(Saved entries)
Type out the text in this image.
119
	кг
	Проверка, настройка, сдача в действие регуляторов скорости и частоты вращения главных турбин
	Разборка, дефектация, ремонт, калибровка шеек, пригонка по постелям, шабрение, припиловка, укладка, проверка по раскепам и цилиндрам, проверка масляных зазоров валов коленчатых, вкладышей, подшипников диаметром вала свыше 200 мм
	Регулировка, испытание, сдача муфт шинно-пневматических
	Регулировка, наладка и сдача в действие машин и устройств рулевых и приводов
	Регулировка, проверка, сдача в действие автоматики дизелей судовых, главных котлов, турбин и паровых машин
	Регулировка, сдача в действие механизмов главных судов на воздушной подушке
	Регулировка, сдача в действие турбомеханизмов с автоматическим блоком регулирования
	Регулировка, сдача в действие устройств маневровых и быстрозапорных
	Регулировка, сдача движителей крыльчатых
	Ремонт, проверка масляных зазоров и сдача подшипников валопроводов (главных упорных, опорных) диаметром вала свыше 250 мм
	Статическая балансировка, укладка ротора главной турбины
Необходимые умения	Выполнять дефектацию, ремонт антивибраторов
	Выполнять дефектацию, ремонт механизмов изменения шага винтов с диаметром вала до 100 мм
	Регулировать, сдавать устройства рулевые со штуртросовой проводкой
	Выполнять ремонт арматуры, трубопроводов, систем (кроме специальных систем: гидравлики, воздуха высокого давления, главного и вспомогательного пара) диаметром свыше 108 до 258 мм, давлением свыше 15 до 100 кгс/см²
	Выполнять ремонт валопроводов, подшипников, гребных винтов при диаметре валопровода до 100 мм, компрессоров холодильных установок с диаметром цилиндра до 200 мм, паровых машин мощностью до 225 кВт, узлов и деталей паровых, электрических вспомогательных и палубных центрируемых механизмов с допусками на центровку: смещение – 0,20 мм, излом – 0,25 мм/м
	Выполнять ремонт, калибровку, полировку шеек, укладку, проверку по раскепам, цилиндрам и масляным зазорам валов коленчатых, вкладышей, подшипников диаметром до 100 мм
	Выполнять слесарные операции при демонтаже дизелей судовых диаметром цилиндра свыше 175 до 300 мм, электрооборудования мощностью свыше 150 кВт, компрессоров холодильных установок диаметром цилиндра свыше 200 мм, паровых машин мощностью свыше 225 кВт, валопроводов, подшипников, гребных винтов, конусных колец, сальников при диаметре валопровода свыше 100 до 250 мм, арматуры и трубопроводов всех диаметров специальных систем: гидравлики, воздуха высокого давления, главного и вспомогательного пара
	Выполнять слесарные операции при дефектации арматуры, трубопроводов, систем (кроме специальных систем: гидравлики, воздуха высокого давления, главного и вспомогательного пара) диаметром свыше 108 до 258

EXERCISE PROMPT: Where a line holds the string "кроме", copy that line.

TASK RESULT:
	Выполнять ремонт арматуры, трубопроводов, систем (кроме специальных систем: гидравлики, воздуха высокого давления, главного и вспомогательного пара) диаметром свыше 108 до 258 мм, давлением свыше 15 до 100 кгс/см²
	Выполнять слесарные операции при дефектации арматуры, трубопроводов, систем (кроме специальных систем: гидравлики, воздуха высокого давления, главного и вспомогательного пара) диаметром свыше 108 до 258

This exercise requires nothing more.